● **RAW DATA**
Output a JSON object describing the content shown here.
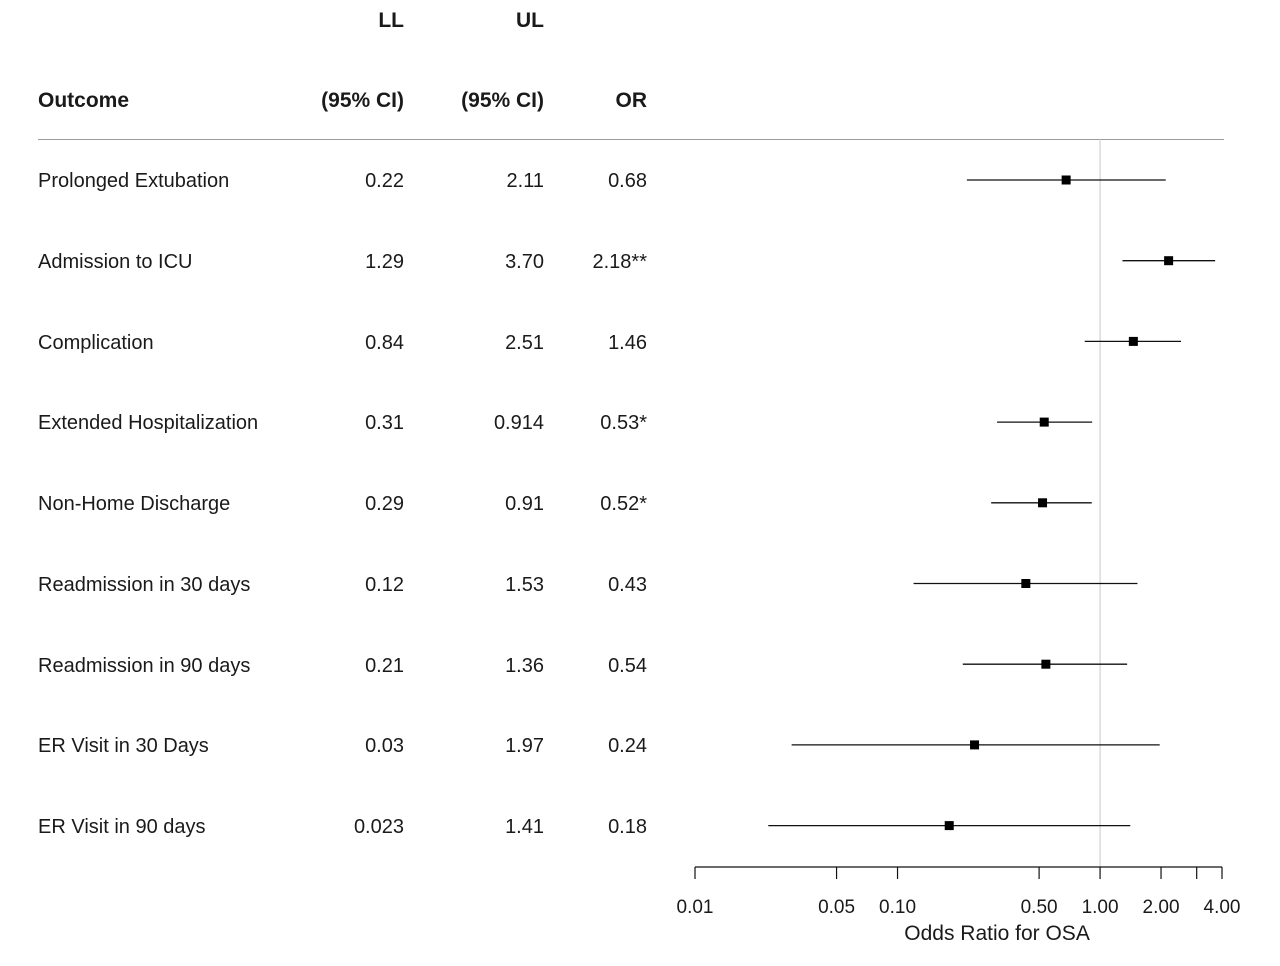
{
  "table": {
    "headers": {
      "outcome": "Outcome",
      "ll_top": "LL",
      "ll_bottom": "(95% CI)",
      "ul_top": "UL",
      "ul_bottom": "(95% CI)",
      "or": "OR"
    },
    "rows": [
      {
        "outcome": "Prolonged Extubation",
        "ll": "0.22",
        "ul": "2.11",
        "or": "0.68"
      },
      {
        "outcome": "Admission to ICU",
        "ll": "1.29",
        "ul": "3.70",
        "or": "2.18**"
      },
      {
        "outcome": "Complication",
        "ll": "0.84",
        "ul": "2.51",
        "or": "1.46"
      },
      {
        "outcome": "Extended Hospitalization",
        "ll": "0.31",
        "ul": "0.914",
        "or": "0.53*"
      },
      {
        "outcome": "Non-Home Discharge",
        "ll": "0.29",
        "ul": "0.91",
        "or": "0.52*"
      },
      {
        "outcome": "Readmission in 30 days",
        "ll": "0.12",
        "ul": "1.53",
        "or": "0.43"
      },
      {
        "outcome": "Readmission in 90 days",
        "ll": "0.21",
        "ul": "1.36",
        "or": "0.54"
      },
      {
        "outcome": "ER Visit in 30 Days",
        "ll": "0.03",
        "ul": "1.97",
        "or": "0.24"
      },
      {
        "outcome": "ER Visit in 90 days",
        "ll": "0.023",
        "ul": "1.41",
        "or": "0.18"
      }
    ]
  },
  "chart_data": {
    "type": "scatter",
    "subtype": "forest-plot",
    "xlabel": "Odds Ratio for OSA",
    "xscale": "log",
    "xlim": [
      0.01,
      4.0
    ],
    "reference_line": 1.0,
    "ticks": [
      0.01,
      0.05,
      0.1,
      0.5,
      1.0,
      2.0,
      3.0,
      4.0
    ],
    "tick_labels": [
      "0.01",
      "0.05",
      "0.10",
      "0.50",
      "1.00",
      "2.00",
      "",
      "4.00"
    ],
    "categories": [
      "Prolonged Extubation",
      "Admission to ICU",
      "Complication",
      "Extended Hospitalization",
      "Non-Home Discharge",
      "Readmission in 30 days",
      "Readmission in 90 days",
      "ER Visit in 30 Days",
      "ER Visit in 90 days"
    ],
    "or": [
      0.68,
      2.18,
      1.46,
      0.53,
      0.52,
      0.43,
      0.54,
      0.24,
      0.18
    ],
    "ll": [
      0.22,
      1.29,
      0.84,
      0.31,
      0.29,
      0.12,
      0.21,
      0.03,
      0.023
    ],
    "ul": [
      2.11,
      3.7,
      2.51,
      0.914,
      0.91,
      1.53,
      1.36,
      1.97,
      1.41
    ],
    "grid": false
  }
}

● **PROBLEM TO WORK ON**
Take the records above and transcribe them exactly, dropping every picture.

● **TASK ANSWER**
Output a JSON object describing the content shown here.
{
  "table": {
    "headers": {
      "outcome": "Outcome",
      "ll_top": "LL",
      "ll_bottom": "(95% CI)",
      "ul_top": "UL",
      "ul_bottom": "(95% CI)",
      "or": "OR"
    },
    "rows": [
      {
        "outcome": "Prolonged Extubation",
        "ll": "0.22",
        "ul": "2.11",
        "or": "0.68"
      },
      {
        "outcome": "Admission to ICU",
        "ll": "1.29",
        "ul": "3.70",
        "or": "2.18**"
      },
      {
        "outcome": "Complication",
        "ll": "0.84",
        "ul": "2.51",
        "or": "1.46"
      },
      {
        "outcome": "Extended Hospitalization",
        "ll": "0.31",
        "ul": "0.914",
        "or": "0.53*"
      },
      {
        "outcome": "Non-Home Discharge",
        "ll": "0.29",
        "ul": "0.91",
        "or": "0.52*"
      },
      {
        "outcome": "Readmission in 30 days",
        "ll": "0.12",
        "ul": "1.53",
        "or": "0.43"
      },
      {
        "outcome": "Readmission in 90 days",
        "ll": "0.21",
        "ul": "1.36",
        "or": "0.54"
      },
      {
        "outcome": "ER Visit in 30 Days",
        "ll": "0.03",
        "ul": "1.97",
        "or": "0.24"
      },
      {
        "outcome": "ER Visit in 90 days",
        "ll": "0.023",
        "ul": "1.41",
        "or": "0.18"
      }
    ]
  },
  "chart_data": {
    "type": "scatter",
    "subtype": "forest-plot",
    "xlabel": "Odds Ratio for OSA",
    "xscale": "log",
    "xlim": [
      0.01,
      4.0
    ],
    "reference_line": 1.0,
    "ticks": [
      0.01,
      0.05,
      0.1,
      0.5,
      1.0,
      2.0,
      3.0,
      4.0
    ],
    "tick_labels": [
      "0.01",
      "0.05",
      "0.10",
      "0.50",
      "1.00",
      "2.00",
      "",
      "4.00"
    ],
    "categories": [
      "Prolonged Extubation",
      "Admission to ICU",
      "Complication",
      "Extended Hospitalization",
      "Non-Home Discharge",
      "Readmission in 30 days",
      "Readmission in 90 days",
      "ER Visit in 30 Days",
      "ER Visit in 90 days"
    ],
    "or": [
      0.68,
      2.18,
      1.46,
      0.53,
      0.52,
      0.43,
      0.54,
      0.24,
      0.18
    ],
    "ll": [
      0.22,
      1.29,
      0.84,
      0.31,
      0.29,
      0.12,
      0.21,
      0.03,
      0.023
    ],
    "ul": [
      2.11,
      3.7,
      2.51,
      0.914,
      0.91,
      1.53,
      1.36,
      1.97,
      1.41
    ],
    "grid": false
  }
}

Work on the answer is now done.